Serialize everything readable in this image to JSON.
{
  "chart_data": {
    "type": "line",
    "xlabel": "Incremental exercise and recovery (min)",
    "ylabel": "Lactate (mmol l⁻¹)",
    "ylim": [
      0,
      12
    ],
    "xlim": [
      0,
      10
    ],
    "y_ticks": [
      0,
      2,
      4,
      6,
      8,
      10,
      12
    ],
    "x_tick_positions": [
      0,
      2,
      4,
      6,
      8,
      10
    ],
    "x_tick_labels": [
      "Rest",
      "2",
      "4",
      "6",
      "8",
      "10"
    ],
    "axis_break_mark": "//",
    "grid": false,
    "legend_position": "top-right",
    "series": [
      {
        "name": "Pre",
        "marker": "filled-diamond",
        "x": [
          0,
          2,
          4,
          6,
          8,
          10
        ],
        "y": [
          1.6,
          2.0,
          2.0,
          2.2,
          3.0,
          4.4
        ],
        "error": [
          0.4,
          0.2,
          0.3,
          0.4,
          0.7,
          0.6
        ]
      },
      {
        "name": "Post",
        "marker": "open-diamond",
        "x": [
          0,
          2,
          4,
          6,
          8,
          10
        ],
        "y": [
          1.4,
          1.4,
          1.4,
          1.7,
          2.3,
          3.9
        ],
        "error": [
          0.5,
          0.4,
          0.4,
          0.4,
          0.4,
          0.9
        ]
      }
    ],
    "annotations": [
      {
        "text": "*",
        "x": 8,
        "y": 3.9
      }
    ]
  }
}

● **Problem description**: Transcribe the records above exactly as they appear.

● **The answer**:
Serialize everything readable in this image to JSON.
{
  "chart_data": {
    "type": "line",
    "xlabel": "Incremental exercise and recovery (min)",
    "ylabel": "Lactate (mmol l⁻¹)",
    "ylim": [
      0,
      12
    ],
    "xlim": [
      0,
      10
    ],
    "y_ticks": [
      0,
      2,
      4,
      6,
      8,
      10,
      12
    ],
    "x_tick_positions": [
      0,
      2,
      4,
      6,
      8,
      10
    ],
    "x_tick_labels": [
      "Rest",
      "2",
      "4",
      "6",
      "8",
      "10"
    ],
    "axis_break_mark": "//",
    "grid": false,
    "legend_position": "top-right",
    "series": [
      {
        "name": "Pre",
        "marker": "filled-diamond",
        "x": [
          0,
          2,
          4,
          6,
          8,
          10
        ],
        "y": [
          1.6,
          2.0,
          2.0,
          2.2,
          3.0,
          4.4
        ],
        "error": [
          0.4,
          0.2,
          0.3,
          0.4,
          0.7,
          0.6
        ]
      },
      {
        "name": "Post",
        "marker": "open-diamond",
        "x": [
          0,
          2,
          4,
          6,
          8,
          10
        ],
        "y": [
          1.4,
          1.4,
          1.4,
          1.7,
          2.3,
          3.9
        ],
        "error": [
          0.5,
          0.4,
          0.4,
          0.4,
          0.4,
          0.9
        ]
      }
    ],
    "annotations": [
      {
        "text": "*",
        "x": 8,
        "y": 3.9
      }
    ]
  }
}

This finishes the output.